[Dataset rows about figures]
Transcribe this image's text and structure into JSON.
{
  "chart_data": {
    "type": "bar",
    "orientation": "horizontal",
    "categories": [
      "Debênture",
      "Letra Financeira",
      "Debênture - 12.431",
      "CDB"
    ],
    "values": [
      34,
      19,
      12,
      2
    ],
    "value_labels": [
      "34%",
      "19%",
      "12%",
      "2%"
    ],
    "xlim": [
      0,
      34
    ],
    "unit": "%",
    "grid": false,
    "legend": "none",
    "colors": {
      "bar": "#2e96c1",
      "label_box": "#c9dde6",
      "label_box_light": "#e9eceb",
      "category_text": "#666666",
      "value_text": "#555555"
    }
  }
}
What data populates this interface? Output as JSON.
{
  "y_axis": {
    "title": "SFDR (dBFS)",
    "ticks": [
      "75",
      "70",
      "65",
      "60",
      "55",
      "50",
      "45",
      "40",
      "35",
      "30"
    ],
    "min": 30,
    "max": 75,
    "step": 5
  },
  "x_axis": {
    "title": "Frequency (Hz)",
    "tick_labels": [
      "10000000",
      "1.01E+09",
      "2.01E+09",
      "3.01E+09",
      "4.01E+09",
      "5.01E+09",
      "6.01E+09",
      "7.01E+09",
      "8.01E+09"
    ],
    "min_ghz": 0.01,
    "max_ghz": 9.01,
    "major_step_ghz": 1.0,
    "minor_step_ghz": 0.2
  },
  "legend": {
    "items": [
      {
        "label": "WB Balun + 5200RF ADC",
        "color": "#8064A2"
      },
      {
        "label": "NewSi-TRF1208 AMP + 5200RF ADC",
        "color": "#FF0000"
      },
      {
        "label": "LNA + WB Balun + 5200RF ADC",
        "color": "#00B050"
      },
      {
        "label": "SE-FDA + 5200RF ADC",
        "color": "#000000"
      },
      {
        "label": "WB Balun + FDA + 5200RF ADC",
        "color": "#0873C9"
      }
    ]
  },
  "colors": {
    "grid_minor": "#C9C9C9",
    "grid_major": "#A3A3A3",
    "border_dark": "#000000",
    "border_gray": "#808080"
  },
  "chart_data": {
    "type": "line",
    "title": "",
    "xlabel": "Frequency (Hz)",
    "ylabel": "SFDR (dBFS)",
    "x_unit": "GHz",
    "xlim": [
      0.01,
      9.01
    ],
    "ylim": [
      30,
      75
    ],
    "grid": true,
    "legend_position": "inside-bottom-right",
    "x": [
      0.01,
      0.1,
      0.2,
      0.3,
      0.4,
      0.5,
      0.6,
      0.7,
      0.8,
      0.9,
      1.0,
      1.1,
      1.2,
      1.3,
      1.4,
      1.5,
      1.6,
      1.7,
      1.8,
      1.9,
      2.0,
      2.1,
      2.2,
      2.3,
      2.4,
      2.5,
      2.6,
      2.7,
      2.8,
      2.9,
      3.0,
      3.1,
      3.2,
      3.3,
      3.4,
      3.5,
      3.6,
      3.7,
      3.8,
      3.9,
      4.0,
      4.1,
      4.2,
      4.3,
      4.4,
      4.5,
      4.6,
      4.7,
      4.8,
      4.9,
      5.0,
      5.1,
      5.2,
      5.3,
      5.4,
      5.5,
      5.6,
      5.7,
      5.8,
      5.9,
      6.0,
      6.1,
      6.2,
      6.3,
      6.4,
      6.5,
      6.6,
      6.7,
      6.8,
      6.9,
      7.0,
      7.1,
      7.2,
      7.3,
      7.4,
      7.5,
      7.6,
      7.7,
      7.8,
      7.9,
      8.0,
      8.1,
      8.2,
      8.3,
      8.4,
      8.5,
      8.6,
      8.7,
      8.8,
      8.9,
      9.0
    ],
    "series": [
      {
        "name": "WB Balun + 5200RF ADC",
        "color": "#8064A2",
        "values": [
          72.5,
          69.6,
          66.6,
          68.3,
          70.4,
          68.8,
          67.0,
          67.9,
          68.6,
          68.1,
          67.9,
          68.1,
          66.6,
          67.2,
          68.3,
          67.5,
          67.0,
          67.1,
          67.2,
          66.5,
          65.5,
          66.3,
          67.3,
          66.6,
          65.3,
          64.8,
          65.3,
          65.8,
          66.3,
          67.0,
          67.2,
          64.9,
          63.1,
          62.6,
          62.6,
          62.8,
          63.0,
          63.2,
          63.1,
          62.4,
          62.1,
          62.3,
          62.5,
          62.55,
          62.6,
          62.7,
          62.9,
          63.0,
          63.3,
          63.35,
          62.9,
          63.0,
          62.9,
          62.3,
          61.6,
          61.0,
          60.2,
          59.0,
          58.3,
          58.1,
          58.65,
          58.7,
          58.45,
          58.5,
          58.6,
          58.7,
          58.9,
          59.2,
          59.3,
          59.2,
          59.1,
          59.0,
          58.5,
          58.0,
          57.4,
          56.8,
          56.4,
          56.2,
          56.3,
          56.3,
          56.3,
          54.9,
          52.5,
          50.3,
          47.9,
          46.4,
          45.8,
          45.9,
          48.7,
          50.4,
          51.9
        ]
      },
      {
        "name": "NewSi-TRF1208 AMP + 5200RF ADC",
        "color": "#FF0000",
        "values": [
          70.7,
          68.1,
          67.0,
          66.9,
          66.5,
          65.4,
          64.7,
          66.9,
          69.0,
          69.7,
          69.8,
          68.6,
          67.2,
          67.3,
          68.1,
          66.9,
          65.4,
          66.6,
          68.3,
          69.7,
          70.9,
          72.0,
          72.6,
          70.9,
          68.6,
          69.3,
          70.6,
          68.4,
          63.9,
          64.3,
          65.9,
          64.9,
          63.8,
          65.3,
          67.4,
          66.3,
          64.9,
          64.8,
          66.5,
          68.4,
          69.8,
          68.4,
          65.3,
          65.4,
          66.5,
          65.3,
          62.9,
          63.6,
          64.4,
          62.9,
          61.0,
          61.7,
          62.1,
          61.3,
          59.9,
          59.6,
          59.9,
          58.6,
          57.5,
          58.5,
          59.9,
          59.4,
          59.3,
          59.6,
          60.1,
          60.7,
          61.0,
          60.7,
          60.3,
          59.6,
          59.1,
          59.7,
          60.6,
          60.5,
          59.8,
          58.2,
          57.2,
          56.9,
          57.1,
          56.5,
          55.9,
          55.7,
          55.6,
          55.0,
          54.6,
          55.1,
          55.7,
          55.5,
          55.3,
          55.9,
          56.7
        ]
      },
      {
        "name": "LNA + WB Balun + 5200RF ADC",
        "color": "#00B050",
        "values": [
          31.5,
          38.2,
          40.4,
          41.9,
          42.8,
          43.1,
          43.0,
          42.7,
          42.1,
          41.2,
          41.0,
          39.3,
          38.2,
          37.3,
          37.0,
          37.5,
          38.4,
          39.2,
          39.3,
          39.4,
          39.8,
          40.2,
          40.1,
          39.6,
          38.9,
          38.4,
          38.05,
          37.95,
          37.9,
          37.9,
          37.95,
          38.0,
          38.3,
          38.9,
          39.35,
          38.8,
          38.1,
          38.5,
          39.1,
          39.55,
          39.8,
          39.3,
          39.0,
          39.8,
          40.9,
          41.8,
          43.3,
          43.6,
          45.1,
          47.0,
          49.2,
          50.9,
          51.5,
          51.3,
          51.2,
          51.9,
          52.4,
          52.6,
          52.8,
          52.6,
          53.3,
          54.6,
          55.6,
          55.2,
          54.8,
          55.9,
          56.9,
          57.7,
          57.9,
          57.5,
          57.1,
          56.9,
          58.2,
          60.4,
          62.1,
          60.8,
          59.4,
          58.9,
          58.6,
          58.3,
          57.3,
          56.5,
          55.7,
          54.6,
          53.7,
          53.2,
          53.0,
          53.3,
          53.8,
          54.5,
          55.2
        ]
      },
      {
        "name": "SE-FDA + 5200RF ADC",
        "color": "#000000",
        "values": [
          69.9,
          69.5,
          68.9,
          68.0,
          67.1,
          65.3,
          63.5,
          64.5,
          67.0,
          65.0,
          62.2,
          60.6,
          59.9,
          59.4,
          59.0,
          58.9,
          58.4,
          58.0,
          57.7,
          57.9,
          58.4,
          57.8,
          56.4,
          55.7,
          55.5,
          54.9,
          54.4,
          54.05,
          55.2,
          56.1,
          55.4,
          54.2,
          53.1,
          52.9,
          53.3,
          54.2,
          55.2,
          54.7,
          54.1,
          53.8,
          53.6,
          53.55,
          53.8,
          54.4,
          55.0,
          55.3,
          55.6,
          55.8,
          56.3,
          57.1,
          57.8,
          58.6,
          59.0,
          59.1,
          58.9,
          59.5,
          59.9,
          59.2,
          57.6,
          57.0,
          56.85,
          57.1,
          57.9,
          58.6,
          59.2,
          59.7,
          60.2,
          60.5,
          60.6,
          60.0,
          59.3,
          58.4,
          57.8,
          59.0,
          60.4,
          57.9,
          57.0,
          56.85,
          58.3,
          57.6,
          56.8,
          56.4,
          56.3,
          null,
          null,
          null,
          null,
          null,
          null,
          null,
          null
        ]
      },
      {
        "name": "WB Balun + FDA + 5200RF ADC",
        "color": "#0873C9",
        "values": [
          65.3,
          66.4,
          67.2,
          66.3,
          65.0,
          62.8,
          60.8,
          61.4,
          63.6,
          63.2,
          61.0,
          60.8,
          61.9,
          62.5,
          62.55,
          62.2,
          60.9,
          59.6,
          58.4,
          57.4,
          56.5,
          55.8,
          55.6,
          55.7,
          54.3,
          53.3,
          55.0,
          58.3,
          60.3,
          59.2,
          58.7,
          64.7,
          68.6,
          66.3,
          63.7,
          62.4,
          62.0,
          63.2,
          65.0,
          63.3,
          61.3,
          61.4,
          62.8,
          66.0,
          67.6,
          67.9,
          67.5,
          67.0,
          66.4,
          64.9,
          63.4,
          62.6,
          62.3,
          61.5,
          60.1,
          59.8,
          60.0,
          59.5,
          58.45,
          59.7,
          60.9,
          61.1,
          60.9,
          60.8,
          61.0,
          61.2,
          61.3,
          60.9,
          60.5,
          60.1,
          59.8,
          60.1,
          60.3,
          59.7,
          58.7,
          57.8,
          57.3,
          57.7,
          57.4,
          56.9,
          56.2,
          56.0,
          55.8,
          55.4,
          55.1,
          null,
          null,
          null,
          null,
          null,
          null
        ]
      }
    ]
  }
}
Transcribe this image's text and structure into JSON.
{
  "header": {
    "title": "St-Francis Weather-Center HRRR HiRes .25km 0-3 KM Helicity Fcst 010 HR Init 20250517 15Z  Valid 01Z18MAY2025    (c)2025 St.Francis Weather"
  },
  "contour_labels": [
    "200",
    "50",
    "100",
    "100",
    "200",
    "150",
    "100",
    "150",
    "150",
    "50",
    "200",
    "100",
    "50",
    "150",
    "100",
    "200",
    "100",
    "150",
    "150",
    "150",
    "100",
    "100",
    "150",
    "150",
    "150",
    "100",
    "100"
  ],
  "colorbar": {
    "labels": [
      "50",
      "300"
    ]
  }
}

- [EXERCISE PROMPT]:
Note how many lines in the material hold the word "Frequency", and give that number with nothing added.

- [COMPLETE ANSWER]:
2